■ Aim
Find and copy each line of the records where the string "PatchCore" shows up.

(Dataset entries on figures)
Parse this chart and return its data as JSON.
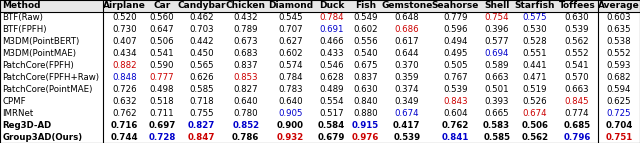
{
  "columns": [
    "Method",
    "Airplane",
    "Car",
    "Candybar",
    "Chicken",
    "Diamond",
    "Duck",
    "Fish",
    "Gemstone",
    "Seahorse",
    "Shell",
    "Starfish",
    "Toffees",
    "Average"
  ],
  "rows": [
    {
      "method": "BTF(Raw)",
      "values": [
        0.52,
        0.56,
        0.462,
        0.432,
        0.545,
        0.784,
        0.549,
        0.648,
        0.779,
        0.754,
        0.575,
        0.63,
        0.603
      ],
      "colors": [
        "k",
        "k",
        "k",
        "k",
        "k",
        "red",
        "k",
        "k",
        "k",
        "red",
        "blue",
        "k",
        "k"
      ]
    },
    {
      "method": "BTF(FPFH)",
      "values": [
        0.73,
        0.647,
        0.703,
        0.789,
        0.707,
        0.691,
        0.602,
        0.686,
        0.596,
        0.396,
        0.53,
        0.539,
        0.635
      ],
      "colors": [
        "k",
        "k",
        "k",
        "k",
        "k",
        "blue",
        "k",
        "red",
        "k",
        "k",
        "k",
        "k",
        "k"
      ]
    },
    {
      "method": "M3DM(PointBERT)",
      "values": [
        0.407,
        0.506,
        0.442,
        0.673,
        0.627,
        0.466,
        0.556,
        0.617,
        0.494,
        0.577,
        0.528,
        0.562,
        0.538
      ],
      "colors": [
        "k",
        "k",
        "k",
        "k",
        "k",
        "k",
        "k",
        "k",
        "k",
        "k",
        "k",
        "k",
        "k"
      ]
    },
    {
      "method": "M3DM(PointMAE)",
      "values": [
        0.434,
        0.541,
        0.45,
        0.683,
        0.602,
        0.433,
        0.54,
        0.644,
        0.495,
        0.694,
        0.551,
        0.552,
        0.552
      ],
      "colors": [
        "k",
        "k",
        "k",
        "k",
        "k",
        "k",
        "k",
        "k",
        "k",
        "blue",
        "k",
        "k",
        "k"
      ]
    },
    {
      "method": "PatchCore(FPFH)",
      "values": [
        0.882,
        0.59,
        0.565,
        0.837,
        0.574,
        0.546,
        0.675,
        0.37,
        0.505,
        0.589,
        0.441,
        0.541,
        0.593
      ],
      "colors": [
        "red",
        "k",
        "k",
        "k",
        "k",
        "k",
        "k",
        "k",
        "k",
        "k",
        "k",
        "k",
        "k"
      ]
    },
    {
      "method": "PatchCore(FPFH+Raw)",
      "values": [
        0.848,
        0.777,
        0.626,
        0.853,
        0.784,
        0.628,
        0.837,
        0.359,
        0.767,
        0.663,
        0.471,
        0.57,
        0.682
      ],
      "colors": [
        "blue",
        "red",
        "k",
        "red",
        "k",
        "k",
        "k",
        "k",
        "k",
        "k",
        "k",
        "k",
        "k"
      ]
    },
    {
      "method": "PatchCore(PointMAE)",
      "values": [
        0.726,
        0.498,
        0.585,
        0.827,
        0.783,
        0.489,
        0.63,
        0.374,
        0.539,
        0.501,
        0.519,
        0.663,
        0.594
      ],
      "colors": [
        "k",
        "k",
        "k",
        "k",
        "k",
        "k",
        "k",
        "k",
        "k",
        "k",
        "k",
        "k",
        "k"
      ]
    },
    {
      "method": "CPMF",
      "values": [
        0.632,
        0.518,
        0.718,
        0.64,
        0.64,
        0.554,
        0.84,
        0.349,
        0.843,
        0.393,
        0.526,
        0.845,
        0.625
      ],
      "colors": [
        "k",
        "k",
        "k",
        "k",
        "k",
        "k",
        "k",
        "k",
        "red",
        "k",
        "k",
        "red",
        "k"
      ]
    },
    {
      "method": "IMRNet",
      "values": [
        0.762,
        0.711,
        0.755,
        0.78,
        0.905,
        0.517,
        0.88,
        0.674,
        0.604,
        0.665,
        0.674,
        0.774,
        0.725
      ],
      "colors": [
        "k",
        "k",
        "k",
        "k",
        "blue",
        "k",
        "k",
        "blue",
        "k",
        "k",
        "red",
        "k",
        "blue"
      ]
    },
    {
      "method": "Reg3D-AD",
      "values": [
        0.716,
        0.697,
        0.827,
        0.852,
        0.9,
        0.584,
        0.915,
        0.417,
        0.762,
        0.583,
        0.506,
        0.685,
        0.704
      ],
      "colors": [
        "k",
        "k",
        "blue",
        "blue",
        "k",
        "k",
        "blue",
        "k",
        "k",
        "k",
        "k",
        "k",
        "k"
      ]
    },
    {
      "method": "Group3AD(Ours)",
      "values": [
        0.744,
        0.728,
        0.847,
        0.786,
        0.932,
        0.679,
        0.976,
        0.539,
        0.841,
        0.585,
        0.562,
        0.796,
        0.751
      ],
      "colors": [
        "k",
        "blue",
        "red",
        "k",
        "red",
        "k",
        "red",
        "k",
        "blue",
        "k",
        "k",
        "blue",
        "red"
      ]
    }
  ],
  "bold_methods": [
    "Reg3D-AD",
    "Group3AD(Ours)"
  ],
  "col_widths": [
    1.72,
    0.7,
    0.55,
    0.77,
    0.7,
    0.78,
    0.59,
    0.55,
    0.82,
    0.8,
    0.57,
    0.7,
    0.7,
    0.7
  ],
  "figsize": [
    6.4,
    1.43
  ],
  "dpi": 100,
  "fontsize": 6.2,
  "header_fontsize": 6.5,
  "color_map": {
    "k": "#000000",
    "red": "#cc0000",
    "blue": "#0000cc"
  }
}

* * *

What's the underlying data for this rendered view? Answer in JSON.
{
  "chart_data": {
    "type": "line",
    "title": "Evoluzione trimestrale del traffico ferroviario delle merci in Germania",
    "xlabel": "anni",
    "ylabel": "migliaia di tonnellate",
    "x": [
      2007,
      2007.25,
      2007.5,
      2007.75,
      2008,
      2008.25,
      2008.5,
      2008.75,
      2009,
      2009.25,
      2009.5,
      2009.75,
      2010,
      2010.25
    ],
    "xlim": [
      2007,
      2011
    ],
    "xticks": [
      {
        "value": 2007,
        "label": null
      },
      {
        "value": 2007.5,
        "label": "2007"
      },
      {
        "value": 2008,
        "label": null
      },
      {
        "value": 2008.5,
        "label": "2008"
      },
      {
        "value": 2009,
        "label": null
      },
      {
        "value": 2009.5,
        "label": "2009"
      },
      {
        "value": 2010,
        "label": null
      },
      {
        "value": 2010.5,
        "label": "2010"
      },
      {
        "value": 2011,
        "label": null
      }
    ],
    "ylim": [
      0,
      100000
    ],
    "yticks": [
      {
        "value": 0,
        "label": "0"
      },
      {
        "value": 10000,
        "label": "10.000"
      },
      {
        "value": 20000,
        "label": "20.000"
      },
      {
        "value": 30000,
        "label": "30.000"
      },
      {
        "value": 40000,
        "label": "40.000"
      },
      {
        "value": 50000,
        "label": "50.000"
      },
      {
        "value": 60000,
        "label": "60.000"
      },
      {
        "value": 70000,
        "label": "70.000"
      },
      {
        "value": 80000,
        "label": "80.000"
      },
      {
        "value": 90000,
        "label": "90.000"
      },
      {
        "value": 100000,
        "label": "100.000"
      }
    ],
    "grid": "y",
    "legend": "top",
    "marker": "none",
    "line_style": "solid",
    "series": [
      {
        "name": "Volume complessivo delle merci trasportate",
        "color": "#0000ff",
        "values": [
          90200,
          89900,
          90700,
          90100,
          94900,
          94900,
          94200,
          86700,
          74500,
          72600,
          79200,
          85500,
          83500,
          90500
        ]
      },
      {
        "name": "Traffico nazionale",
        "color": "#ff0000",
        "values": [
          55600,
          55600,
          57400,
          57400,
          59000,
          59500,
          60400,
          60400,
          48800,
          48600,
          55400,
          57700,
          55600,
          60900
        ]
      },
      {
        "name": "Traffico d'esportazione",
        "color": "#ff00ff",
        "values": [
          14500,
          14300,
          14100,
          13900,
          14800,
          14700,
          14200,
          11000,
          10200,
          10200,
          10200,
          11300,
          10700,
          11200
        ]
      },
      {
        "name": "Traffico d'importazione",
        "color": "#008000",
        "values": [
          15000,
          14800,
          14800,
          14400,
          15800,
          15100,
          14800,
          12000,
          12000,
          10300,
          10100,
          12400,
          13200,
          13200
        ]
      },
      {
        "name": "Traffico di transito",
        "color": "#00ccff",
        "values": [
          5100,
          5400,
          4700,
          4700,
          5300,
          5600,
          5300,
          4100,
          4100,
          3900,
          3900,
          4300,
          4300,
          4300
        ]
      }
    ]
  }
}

■ The response
      "method": "PatchCore(FPFH)",
      "method": "PatchCore(FPFH+Raw)",
      "method": "PatchCore(PointMAE)",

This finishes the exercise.